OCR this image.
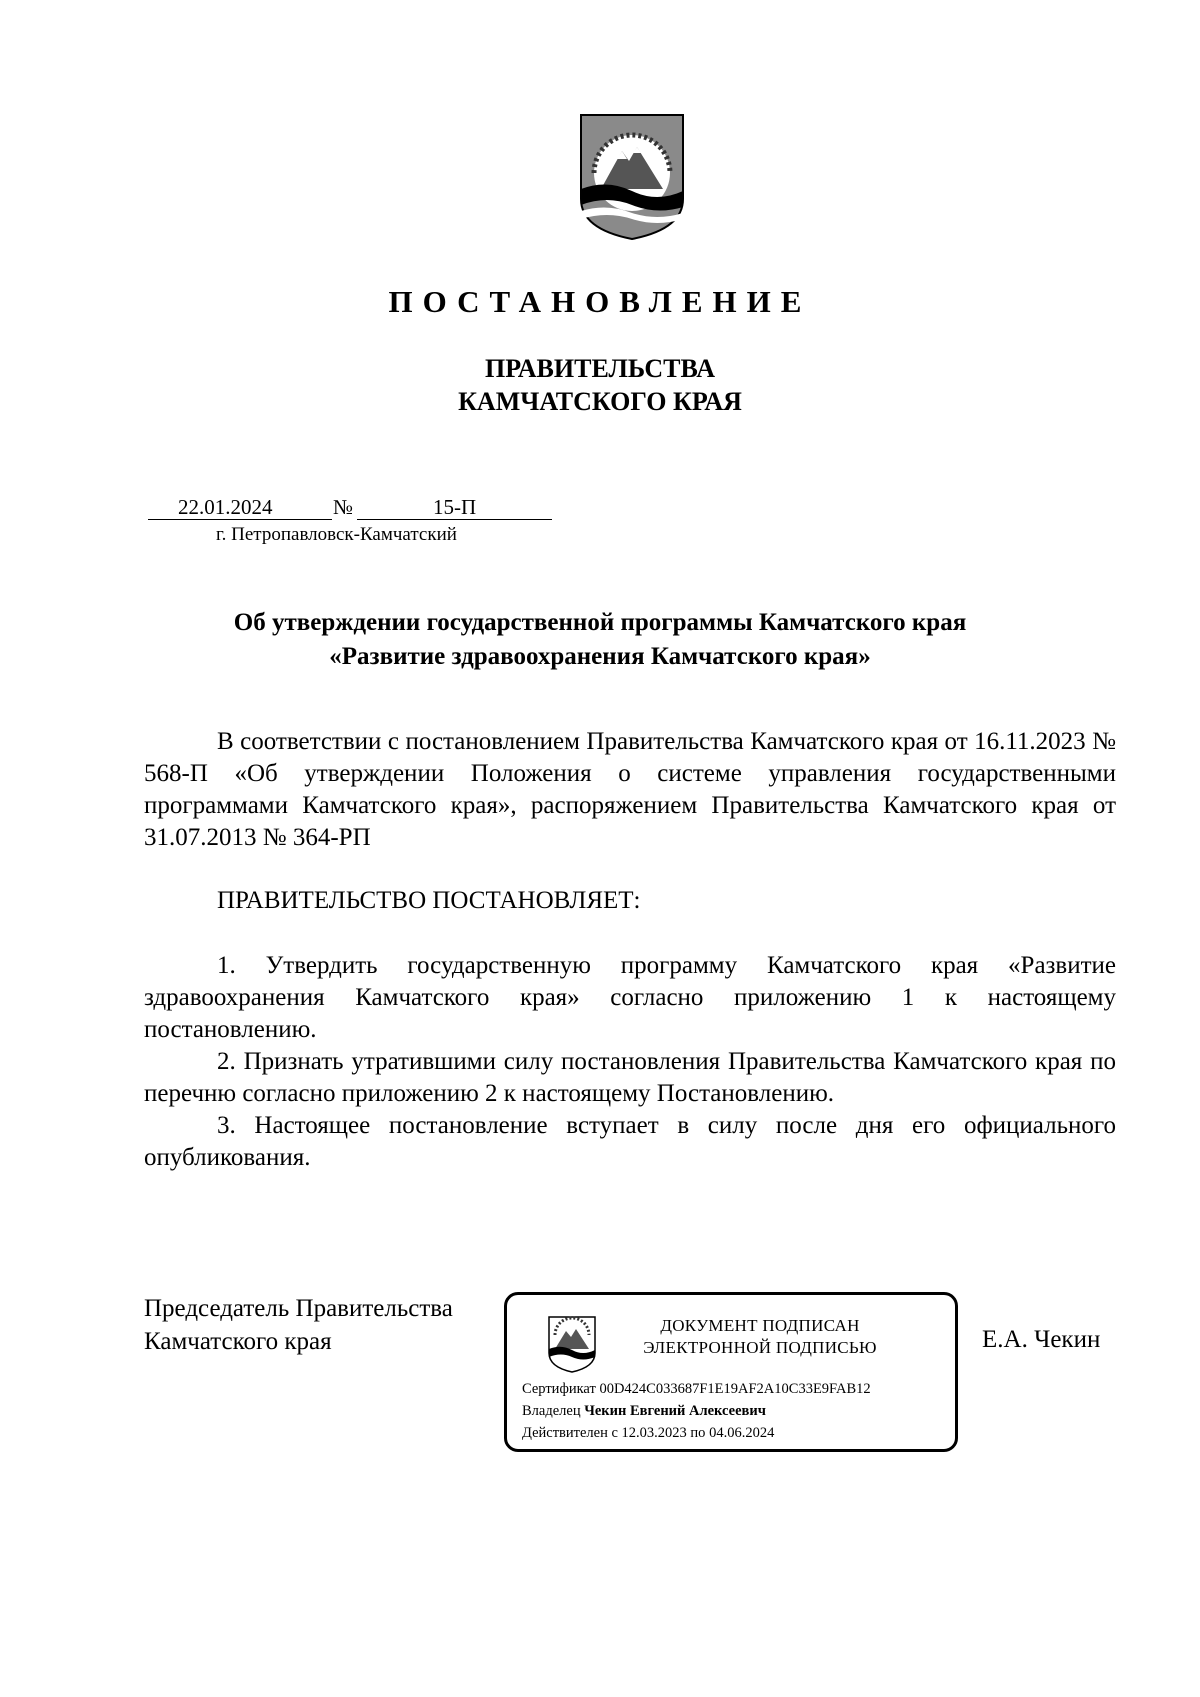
ПОСТАНОВЛЕНИЕ
ПРАВИТЕЛЬСТВА
КАМЧАТСКОГО КРАЯ
22.01.2024	№	15-П
г. Петропавловск-Камчатский
Об утверждении государственной программы Камчатского края
«Развитие здравоохранения Камчатского края»

В соответствии с постановлением Правительства Камчатского края от 16.11.2023 № 568-П «Об утверждении Положения о системе управления государственными программами Камчатского края», распоряжением Правительства Камчатского края от 31.07.2013 № 364-РП

ПРАВИТЕЛЬСТВО ПОСТАНОВЛЯЕТ:

1. Утвердить государственную программу Камчатского края «Развитие здравоохранения Камчатского края» согласно приложению 1 к настоящему постановлению.

2. Признать утратившими силу постановления Правительства Камчатского края по перечню согласно приложению 2 к настоящему Постановлению.

3. Настоящее постановление вступает в силу после дня его официального опубликования.

Председатель Правительства
Камчатского края
ДОКУМЕНТ ПОДПИСАН
ЭЛЕКТРОННОЙ ПОДПИСЬЮ
Сертификат 00D424C033687F1E19AF2A10C33E9FAB12
Владелец Чекин Евгений Алексеевич
Действителен с 12.03.2023 по 04.06.2024
Е.А. Чекин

== Do this ==
Find the word "Чекин" in the entries above and gather every line that holds it.

== Finished exercise ==
Владелец Чекин Евгений Алексеевич
Е.А. Чекин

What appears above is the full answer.